◆ **Task details**
Each record below is to be reproduced without any change.
### Task input
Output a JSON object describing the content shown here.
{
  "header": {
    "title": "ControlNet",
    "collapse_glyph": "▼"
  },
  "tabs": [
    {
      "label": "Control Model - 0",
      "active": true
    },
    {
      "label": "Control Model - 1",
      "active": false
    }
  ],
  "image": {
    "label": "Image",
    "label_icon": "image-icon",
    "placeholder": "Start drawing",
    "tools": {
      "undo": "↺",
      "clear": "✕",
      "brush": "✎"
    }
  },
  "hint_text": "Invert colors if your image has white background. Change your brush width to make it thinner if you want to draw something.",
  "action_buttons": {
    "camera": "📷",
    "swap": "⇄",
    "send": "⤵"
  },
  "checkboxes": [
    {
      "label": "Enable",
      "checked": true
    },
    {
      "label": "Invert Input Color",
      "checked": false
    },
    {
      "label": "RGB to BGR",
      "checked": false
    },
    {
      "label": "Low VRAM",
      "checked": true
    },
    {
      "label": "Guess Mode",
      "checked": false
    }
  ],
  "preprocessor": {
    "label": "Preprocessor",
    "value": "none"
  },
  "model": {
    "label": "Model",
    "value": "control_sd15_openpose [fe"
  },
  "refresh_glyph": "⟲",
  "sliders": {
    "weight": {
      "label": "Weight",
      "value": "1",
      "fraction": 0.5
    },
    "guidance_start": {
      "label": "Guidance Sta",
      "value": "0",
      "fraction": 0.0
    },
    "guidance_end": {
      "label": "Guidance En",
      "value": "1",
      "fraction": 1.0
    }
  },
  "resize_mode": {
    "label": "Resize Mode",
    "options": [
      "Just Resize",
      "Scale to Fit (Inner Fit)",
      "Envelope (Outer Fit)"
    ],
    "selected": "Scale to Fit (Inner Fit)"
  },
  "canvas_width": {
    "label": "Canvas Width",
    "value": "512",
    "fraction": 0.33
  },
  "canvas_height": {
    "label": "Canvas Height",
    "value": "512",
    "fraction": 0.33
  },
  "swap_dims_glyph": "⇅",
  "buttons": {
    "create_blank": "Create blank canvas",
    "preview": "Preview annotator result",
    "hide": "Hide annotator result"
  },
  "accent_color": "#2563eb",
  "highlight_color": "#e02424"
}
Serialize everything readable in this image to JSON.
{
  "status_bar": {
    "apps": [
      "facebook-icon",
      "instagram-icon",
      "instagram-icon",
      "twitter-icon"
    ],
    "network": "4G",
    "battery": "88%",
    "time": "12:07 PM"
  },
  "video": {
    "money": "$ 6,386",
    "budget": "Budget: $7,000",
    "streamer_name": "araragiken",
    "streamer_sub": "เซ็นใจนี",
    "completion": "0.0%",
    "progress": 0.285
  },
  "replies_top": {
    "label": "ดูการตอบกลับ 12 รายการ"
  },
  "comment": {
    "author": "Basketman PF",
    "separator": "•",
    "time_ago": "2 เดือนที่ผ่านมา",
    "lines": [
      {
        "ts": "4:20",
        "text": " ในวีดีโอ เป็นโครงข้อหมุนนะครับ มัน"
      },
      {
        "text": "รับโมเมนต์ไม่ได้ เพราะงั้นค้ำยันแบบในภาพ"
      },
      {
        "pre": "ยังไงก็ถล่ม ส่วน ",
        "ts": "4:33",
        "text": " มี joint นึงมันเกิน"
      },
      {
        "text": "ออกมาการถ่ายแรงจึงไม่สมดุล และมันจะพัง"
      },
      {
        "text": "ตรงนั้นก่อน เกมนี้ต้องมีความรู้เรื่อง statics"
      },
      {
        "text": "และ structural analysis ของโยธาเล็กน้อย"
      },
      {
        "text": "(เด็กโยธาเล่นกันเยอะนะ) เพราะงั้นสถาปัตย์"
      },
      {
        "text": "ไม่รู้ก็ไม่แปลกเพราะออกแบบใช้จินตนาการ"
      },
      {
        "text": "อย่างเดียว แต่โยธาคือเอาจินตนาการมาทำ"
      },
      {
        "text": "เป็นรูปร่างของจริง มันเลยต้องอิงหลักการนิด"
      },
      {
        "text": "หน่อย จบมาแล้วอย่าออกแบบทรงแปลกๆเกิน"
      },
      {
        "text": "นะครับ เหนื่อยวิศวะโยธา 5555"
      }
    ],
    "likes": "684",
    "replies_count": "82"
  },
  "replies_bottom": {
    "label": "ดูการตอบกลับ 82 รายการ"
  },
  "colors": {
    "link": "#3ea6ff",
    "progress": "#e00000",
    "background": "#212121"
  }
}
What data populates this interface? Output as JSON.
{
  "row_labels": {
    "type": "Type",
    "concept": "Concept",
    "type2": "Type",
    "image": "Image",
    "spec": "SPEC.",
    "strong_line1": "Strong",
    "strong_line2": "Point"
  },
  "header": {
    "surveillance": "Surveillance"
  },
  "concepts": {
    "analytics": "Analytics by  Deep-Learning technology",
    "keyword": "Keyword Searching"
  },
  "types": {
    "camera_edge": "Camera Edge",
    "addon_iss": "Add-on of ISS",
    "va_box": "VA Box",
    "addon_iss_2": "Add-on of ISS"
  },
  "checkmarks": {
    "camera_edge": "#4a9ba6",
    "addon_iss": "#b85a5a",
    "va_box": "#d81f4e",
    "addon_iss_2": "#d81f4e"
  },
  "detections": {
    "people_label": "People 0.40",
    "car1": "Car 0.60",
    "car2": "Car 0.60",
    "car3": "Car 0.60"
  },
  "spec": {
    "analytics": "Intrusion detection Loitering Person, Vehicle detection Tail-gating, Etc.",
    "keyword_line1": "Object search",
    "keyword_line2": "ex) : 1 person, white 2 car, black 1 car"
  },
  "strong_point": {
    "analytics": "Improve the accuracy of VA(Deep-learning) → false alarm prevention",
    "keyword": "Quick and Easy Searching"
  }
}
######
◆ **The reply**
Output a JSON object describing the content shown here.
{
  "header": {
    "title": "ControlNet",
    "collapse_glyph": "▼"
  },
  "tabs": [
    {
      "label": "Control Model - 0",
      "active": true
    },
    {
      "label": "Control Model - 1",
      "active": false
    }
  ],
  "image": {
    "label": "Image",
    "label_icon": "image-icon",
    "placeholder": "Start drawing",
    "tools": {
      "undo": "↺",
      "clear": "✕",
      "brush": "✎"
    }
  },
  "hint_text": "Invert colors if your image has white background. Change your brush width to make it thinner if you want to draw something.",
  "action_buttons": {
    "camera": "📷",
    "swap": "⇄",
    "send": "⤵"
  },
  "checkboxes": [
    {
      "label": "Enable",
      "checked": true
    },
    {
      "label": "Invert Input Color",
      "checked": false
    },
    {
      "label": "RGB to BGR",
      "checked": false
    },
    {
      "label": "Low VRAM",
      "checked": true
    },
    {
      "label": "Guess Mode",
      "checked": false
    }
  ],
  "preprocessor": {
    "label": "Preprocessor",
    "value": "none"
  },
  "model": {
    "label": "Model",
    "value": "control_sd15_openpose [fe"
  },
  "refresh_glyph": "⟲",
  "sliders": {
    "weight": {
      "label": "Weight",
      "value": "1",
      "fraction": 0.5
    },
    "guidance_start": {
      "label": "Guidance Sta",
      "value": "0",
      "fraction": 0.0
    },
    "guidance_end": {
      "label": "Guidance En",
      "value": "1",
      "fraction": 1.0
    }
  },
  "resize_mode": {
    "label": "Resize Mode",
    "options": [
      "Just Resize",
      "Scale to Fit (Inner Fit)",
      "Envelope (Outer Fit)"
    ],
    "selected": "Scale to Fit (Inner Fit)"
  },
  "canvas_width": {
    "label": "Canvas Width",
    "value": "512",
    "fraction": 0.33
  },
  "canvas_height": {
    "label": "Canvas Height",
    "value": "512",
    "fraction": 0.33
  },
  "swap_dims_glyph": "⇅",
  "buttons": {
    "create_blank": "Create blank canvas",
    "preview": "Preview annotator result",
    "hide": "Hide annotator result"
  },
  "accent_color": "#2563eb",
  "highlight_color": "#e02424"
}
Serialize everything readable in this image to JSON.
{
  "status_bar": {
    "apps": [
      "facebook-icon",
      "instagram-icon",
      "instagram-icon",
      "twitter-icon"
    ],
    "network": "4G",
    "battery": "88%",
    "time": "12:07 PM"
  },
  "video": {
    "money": "$ 6,386",
    "budget": "Budget: $7,000",
    "streamer_name": "araragiken",
    "streamer_sub": "เซ็นใจนี",
    "completion": "0.0%",
    "progress": 0.285
  },
  "replies_top": {
    "label": "ดูการตอบกลับ 12 รายการ"
  },
  "comment": {
    "author": "Basketman PF",
    "separator": "•",
    "time_ago": "2 เดือนที่ผ่านมา",
    "lines": [
      {
        "ts": "4:20",
        "text": " ในวีดีโอ เป็นโครงข้อหมุนนะครับ มัน"
      },
      {
        "text": "รับโมเมนต์ไม่ได้ เพราะงั้นค้ำยันแบบในภาพ"
      },
      {
        "pre": "ยังไงก็ถล่ม ส่วน ",
        "ts": "4:33",
        "text": " มี joint นึงมันเกิน"
      },
      {
        "text": "ออกมาการถ่ายแรงจึงไม่สมดุล และมันจะพัง"
      },
      {
        "text": "ตรงนั้นก่อน เกมนี้ต้องมีความรู้เรื่อง statics"
      },
      {
        "text": "และ structural analysis ของโยธาเล็กน้อย"
      },
      {
        "text": "(เด็กโยธาเล่นกันเยอะนะ) เพราะงั้นสถาปัตย์"
      },
      {
        "text": "ไม่รู้ก็ไม่แปลกเพราะออกแบบใช้จินตนาการ"
      },
      {
        "text": "อย่างเดียว แต่โยธาคือเอาจินตนาการมาทำ"
      },
      {
        "text": "เป็นรูปร่างของจริง มันเลยต้องอิงหลักการนิด"
      },
      {
        "text": "หน่อย จบมาแล้วอย่าออกแบบทรงแปลกๆเกิน"
      },
      {
        "text": "นะครับ เหนื่อยวิศวะโยธา 5555"
      }
    ],
    "likes": "684",
    "replies_count": "82"
  },
  "replies_bottom": {
    "label": "ดูการตอบกลับ 82 รายการ"
  },
  "colors": {
    "link": "#3ea6ff",
    "progress": "#e00000",
    "background": "#212121"
  }
}
What data populates this interface? Output as JSON.
{
  "row_labels": {
    "type": "Type",
    "concept": "Concept",
    "type2": "Type",
    "image": "Image",
    "spec": "SPEC.",
    "strong_line1": "Strong",
    "strong_line2": "Point"
  },
  "header": {
    "surveillance": "Surveillance"
  },
  "concepts": {
    "analytics": "Analytics by  Deep-Learning technology",
    "keyword": "Keyword Searching"
  },
  "types": {
    "camera_edge": "Camera Edge",
    "addon_iss": "Add-on of ISS",
    "va_box": "VA Box",
    "addon_iss_2": "Add-on of ISS"
  },
  "checkmarks": {
    "camera_edge": "#4a9ba6",
    "addon_iss": "#b85a5a",
    "va_box": "#d81f4e",
    "addon_iss_2": "#d81f4e"
  },
  "detections": {
    "people_label": "People 0.40",
    "car1": "Car 0.60",
    "car2": "Car 0.60",
    "car3": "Car 0.60"
  },
  "spec": {
    "analytics": "Intrusion detection Loitering Person, Vehicle detection Tail-gating, Etc.",
    "keyword_line1": "Object search",
    "keyword_line2": "ex) : 1 person, white 2 car, black 1 car"
  },
  "strong_point": {
    "analytics": "Improve the accuracy of VA(Deep-learning) → false alarm prevention",
    "keyword": "Quick and Easy Searching"
  }
}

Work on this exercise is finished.